### DIRECTION
Where the word "KORYO" occurs in a line, return that line.

[Stored data]
※

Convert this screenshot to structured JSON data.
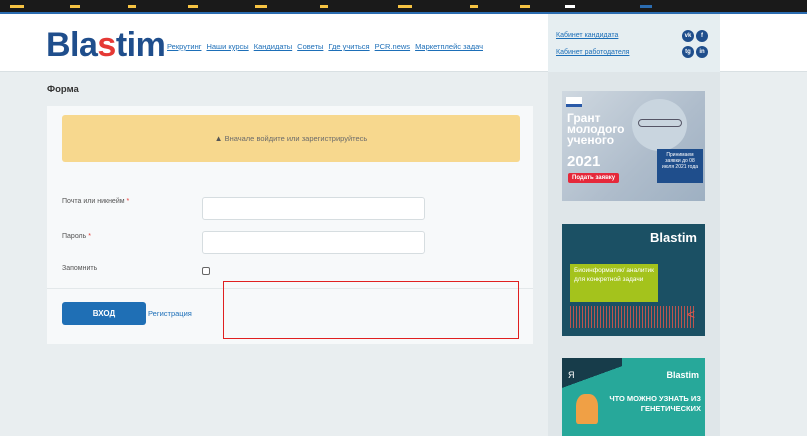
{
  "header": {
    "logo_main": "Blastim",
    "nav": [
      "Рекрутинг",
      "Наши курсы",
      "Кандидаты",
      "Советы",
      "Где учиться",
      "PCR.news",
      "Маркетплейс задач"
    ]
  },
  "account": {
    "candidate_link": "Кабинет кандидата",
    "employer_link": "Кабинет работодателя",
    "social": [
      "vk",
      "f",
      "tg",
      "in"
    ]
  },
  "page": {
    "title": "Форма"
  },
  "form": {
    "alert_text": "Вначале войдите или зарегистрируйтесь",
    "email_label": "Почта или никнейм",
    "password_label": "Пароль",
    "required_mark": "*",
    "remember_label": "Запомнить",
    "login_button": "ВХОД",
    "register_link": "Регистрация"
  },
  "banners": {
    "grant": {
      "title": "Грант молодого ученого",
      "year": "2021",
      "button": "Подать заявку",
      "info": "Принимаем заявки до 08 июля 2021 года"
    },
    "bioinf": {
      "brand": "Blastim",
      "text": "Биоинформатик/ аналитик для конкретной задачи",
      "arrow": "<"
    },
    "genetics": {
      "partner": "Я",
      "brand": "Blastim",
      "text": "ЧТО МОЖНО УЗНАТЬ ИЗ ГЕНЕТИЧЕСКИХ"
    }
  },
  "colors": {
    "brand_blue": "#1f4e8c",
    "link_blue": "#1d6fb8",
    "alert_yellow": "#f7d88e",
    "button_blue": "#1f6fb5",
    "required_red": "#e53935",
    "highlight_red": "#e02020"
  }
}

※

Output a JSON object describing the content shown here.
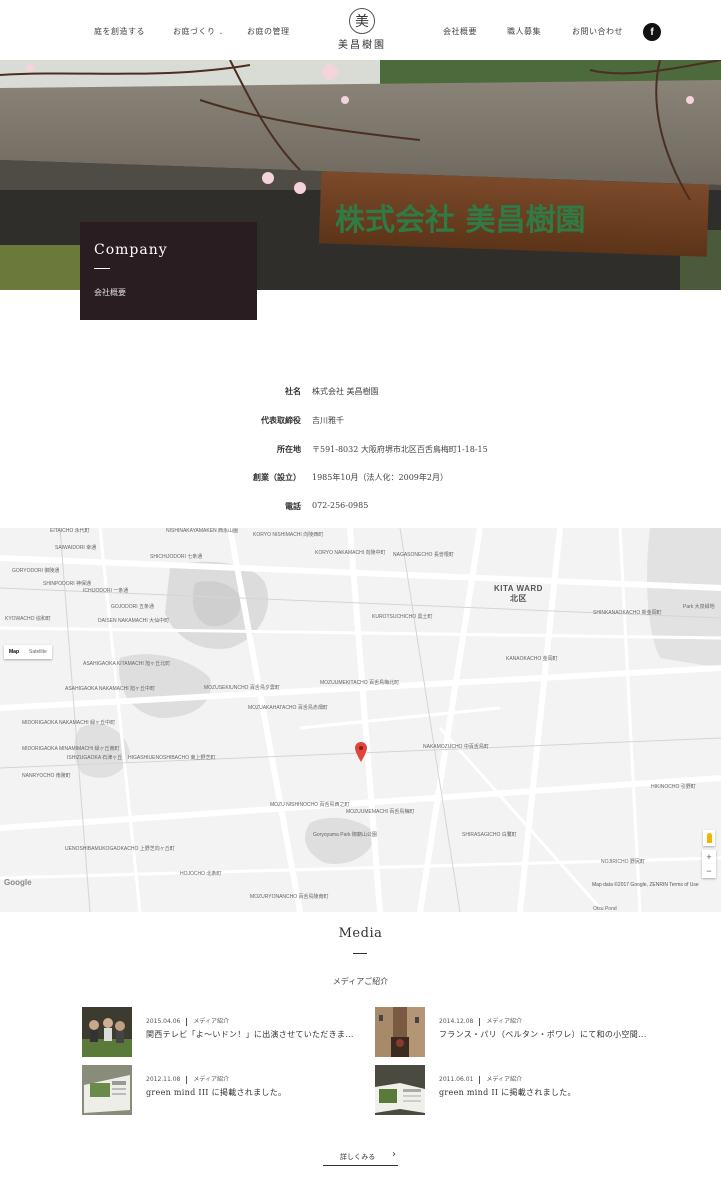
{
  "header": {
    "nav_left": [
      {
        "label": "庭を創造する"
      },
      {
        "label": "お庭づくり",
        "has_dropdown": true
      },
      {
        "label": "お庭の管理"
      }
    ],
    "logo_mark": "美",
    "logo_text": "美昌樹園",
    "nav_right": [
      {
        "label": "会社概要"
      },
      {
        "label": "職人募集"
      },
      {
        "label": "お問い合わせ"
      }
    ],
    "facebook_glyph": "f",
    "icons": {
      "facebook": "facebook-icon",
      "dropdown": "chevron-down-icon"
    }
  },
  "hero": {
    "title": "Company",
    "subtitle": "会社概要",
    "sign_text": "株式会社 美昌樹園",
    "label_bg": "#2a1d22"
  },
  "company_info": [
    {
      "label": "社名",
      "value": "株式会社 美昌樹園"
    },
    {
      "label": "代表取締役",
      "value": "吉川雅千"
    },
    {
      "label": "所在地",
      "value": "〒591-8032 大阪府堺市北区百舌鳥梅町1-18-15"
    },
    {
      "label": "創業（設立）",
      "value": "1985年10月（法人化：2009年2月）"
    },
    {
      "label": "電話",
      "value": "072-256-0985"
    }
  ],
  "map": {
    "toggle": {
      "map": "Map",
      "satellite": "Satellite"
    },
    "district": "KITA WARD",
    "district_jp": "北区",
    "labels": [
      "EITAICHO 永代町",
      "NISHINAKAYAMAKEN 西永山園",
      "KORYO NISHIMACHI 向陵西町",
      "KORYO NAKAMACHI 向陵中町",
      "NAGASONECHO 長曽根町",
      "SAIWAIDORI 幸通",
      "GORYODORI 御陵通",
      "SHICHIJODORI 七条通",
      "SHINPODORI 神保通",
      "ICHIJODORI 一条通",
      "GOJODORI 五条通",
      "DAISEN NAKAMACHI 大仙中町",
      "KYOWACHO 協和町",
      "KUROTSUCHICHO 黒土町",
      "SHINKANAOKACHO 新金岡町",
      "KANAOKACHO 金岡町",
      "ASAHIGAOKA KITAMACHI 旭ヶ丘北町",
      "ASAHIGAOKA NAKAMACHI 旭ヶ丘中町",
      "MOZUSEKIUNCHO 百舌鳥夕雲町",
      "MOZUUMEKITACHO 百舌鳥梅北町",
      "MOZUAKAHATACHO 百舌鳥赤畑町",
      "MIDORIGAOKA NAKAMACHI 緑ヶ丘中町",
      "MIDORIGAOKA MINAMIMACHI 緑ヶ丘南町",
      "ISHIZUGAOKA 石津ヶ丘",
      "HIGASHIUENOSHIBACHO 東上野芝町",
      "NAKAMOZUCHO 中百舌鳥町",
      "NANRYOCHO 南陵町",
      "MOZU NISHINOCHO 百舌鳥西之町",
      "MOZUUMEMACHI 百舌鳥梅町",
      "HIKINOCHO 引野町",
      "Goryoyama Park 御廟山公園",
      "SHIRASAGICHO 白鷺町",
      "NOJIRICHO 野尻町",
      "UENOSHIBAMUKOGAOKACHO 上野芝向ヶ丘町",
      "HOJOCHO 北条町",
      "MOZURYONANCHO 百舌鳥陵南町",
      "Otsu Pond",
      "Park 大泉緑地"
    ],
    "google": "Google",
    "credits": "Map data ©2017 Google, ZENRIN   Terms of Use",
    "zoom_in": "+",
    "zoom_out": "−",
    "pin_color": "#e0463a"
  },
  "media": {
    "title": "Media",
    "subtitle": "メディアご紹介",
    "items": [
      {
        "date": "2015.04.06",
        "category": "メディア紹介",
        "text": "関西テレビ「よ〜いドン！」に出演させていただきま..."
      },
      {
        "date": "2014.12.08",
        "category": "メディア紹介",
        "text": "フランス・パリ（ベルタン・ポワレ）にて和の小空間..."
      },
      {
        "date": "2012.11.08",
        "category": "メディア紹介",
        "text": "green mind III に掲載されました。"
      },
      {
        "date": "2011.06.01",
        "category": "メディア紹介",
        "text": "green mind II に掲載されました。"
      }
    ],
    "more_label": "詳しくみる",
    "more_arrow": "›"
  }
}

※

### EXERCISE RESULT
      "KORYO NISHIMACHI 向陵西町",
      "KORYO NAKAMACHI 向陵中町",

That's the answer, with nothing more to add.